--- DIRECTIONS ---
Repeat the records word for word, excluding any picture.

--- EXTRACTED DATA ---
· · · ·

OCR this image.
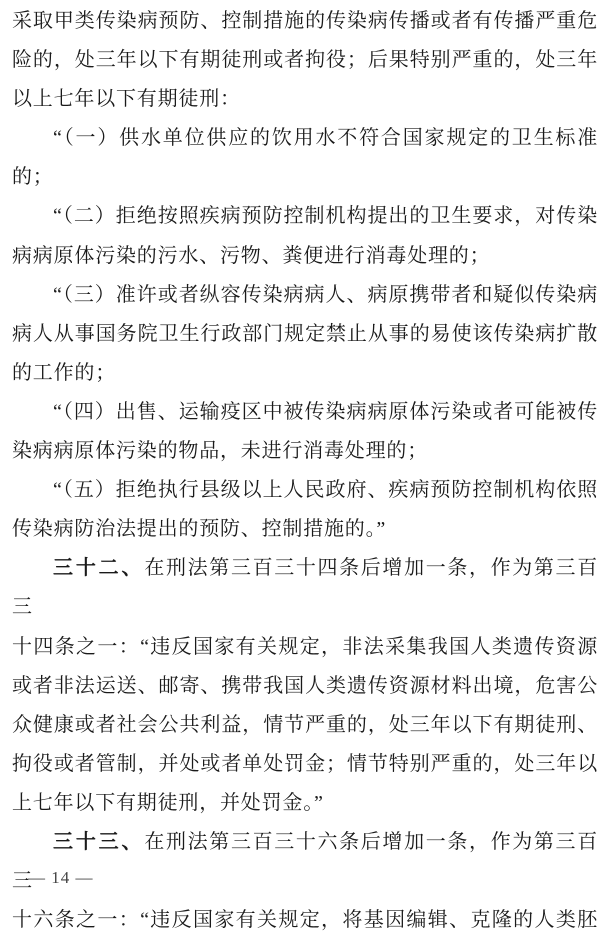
采取甲类传染病预防、控制措施的传染病传播或者有传播严重危
险的，处三年以下有期徒刑或者拘役；后果特别严重的，处三年
以上七年以下有期徒刑：
“（一）供水单位供应的饮用水不符合国家规定的卫生标准
的；
“（二）拒绝按照疾病预防控制机构提出的卫生要求，对传染
病病原体污染的污水、污物、粪便进行消毒处理的；
“（三）准许或者纵容传染病病人、病原携带者和疑似传染病
病人从事国务院卫生行政部门规定禁止从事的易使该传染病扩散
的工作的；
“（四）出售、运输疫区中被传染病病原体污染或者可能被传
染病病原体污染的物品，未进行消毒处理的；
“（五）拒绝执行县级以上人民政府、疾病预防控制机构依照
传染病防治法提出的预防、控制措施的。”
三十二、在刑法第三百三十四条后增加一条，作为第三百三
十四条之一：“违反国家有关规定，非法采集我国人类遗传资源
或者非法运送、邮寄、携带我国人类遗传资源材料出境，危害公
众健康或者社会公共利益，情节严重的，处三年以下有期徒刑、
拘役或者管制，并处或者单处罚金；情节特别严重的，处三年以
上七年以下有期徒刑，并处罚金。”
三十三、在刑法第三百三十六条后增加一条，作为第三百三
十六条之一：“违反国家有关规定，将基因编辑、克隆的人类胚
— 14 —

· · · ·

--- SOLUTION TO THE EXERCISE ---
OCR this image.
采取甲类传染病预防、控制措施的传染病传播或者有传播严重危
险的，处三年以下有期徒刑或者拘役；后果特别严重的，处三年
以上七年以下有期徒刑：
“（一）供水单位供应的饮用水不符合国家规定的卫生标准
的；
“（二）拒绝按照疾病预防控制机构提出的卫生要求，对传染
病病原体污染的污水、污物、粪便进行消毒处理的；
“（三）准许或者纵容传染病病人、病原携带者和疑似传染病
病人从事国务院卫生行政部门规定禁止从事的易使该传染病扩散
的工作的；
“（四）出售、运输疫区中被传染病病原体污染或者可能被传
染病病原体污染的物品，未进行消毒处理的；
“（五）拒绝执行县级以上人民政府、疾病预防控制机构依照
传染病防治法提出的预防、控制措施的。”
三十二、在刑法第三百三十四条后增加一条，作为第三百三
十四条之一：“违反国家有关规定，非法采集我国人类遗传资源
或者非法运送、邮寄、携带我国人类遗传资源材料出境，危害公
众健康或者社会公共利益，情节严重的，处三年以下有期徒刑、
拘役或者管制，并处或者单处罚金；情节特别严重的，处三年以
上七年以下有期徒刑，并处罚金。”
三十三、在刑法第三百三十六条后增加一条，作为第三百三
十六条之一：“违反国家有关规定，将基因编辑、克隆的人类胚
— 14 —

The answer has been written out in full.